[Given records start]
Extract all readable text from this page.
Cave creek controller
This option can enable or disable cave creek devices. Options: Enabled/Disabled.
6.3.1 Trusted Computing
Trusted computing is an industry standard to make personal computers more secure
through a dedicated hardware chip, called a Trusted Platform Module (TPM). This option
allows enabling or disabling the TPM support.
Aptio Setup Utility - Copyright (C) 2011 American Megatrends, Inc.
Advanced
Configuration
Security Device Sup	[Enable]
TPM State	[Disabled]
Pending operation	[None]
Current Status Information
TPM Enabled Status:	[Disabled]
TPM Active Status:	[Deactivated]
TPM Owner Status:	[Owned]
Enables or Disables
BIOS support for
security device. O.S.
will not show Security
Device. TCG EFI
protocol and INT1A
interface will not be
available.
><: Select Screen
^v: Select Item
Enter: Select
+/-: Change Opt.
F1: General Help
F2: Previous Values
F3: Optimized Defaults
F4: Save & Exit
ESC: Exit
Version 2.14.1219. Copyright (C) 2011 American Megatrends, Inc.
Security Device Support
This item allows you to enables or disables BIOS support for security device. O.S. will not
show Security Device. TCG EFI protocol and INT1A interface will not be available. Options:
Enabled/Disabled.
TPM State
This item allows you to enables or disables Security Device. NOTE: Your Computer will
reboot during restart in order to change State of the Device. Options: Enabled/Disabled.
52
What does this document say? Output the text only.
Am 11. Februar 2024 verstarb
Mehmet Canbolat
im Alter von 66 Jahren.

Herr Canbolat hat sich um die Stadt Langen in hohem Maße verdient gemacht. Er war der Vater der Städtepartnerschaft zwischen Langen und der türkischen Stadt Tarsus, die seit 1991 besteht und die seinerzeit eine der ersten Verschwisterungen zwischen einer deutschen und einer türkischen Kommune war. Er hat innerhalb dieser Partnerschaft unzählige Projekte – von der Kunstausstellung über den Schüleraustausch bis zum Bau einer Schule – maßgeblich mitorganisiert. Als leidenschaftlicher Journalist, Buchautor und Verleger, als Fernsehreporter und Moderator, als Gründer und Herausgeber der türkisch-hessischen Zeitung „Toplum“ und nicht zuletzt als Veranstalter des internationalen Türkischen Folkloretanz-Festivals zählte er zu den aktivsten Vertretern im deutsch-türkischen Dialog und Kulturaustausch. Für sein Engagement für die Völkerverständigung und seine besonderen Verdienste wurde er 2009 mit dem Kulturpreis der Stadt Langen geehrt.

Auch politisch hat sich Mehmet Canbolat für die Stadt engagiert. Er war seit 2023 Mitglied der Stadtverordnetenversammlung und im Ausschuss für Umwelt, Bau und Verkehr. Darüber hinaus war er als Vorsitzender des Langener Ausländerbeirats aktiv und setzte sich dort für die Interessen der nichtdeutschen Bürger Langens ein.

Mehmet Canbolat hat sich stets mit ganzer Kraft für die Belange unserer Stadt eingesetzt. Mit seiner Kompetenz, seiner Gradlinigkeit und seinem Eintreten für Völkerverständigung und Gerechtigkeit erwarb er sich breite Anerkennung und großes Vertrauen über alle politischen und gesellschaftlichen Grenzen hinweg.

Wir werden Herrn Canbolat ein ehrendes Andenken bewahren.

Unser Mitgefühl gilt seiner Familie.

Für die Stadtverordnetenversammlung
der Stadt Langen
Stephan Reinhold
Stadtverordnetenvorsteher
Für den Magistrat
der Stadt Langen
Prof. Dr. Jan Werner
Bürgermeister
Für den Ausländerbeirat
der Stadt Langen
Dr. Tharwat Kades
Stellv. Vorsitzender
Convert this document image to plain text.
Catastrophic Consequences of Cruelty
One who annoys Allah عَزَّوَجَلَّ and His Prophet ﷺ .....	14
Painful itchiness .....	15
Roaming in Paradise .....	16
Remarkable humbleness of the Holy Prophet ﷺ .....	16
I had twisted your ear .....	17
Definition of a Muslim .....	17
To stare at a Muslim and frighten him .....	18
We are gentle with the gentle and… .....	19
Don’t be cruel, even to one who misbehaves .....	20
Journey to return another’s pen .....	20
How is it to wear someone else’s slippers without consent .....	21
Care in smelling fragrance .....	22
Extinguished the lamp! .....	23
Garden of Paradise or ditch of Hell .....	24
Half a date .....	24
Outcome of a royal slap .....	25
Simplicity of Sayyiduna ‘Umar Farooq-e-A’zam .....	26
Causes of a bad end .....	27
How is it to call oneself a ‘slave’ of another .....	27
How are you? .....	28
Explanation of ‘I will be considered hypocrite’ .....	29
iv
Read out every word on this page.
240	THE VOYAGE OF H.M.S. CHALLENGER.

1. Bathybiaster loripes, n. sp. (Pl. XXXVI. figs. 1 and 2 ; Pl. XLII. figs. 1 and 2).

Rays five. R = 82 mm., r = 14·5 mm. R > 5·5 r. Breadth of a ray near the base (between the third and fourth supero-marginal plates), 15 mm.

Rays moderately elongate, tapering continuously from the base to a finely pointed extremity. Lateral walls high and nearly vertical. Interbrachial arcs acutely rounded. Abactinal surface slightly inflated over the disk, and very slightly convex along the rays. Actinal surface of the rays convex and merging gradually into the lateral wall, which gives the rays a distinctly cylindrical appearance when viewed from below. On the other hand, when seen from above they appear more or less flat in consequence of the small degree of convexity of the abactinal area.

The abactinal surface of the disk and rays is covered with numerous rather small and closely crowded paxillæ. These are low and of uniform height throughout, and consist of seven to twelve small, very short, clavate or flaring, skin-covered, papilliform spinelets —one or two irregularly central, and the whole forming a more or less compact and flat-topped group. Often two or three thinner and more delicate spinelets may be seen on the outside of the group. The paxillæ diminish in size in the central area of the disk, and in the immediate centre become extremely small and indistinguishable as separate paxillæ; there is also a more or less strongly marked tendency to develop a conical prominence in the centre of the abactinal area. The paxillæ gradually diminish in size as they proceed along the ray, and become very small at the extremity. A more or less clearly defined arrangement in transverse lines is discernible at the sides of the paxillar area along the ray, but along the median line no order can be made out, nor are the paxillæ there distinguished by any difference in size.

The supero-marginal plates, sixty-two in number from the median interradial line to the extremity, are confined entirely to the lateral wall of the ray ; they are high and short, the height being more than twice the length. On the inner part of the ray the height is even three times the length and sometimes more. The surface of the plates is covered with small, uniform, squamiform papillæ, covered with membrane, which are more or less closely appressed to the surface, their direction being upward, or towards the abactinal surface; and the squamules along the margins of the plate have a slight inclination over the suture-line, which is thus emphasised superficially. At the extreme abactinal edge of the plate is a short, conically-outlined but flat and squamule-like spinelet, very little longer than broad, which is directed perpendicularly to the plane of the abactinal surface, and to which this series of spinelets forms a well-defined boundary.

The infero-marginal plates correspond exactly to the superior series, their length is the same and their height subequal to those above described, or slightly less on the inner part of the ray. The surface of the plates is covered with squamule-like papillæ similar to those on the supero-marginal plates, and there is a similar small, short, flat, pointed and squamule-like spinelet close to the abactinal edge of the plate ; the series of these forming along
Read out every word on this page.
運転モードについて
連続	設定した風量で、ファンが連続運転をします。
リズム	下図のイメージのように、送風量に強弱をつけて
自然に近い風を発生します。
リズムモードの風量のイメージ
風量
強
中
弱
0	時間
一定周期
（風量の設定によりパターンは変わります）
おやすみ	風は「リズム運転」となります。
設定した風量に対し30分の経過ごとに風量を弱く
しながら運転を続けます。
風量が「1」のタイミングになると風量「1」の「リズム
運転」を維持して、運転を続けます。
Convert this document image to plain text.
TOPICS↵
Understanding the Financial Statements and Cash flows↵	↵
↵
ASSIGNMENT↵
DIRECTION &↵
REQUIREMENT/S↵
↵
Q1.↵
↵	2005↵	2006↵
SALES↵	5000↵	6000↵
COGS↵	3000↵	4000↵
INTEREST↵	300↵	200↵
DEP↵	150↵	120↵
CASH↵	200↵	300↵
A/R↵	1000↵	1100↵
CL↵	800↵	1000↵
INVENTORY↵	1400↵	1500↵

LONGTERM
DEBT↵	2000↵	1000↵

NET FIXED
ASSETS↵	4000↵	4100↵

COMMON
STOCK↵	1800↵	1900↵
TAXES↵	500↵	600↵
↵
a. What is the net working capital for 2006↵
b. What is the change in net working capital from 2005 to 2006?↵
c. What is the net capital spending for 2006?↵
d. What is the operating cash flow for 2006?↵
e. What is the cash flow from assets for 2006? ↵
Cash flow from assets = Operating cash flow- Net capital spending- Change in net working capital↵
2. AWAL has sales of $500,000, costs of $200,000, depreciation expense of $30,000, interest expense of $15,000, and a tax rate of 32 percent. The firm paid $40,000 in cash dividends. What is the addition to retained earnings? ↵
[Given records end]
Given problem:
Count every line bearing the word "papillæ"; report the total only.

Response to the task:
2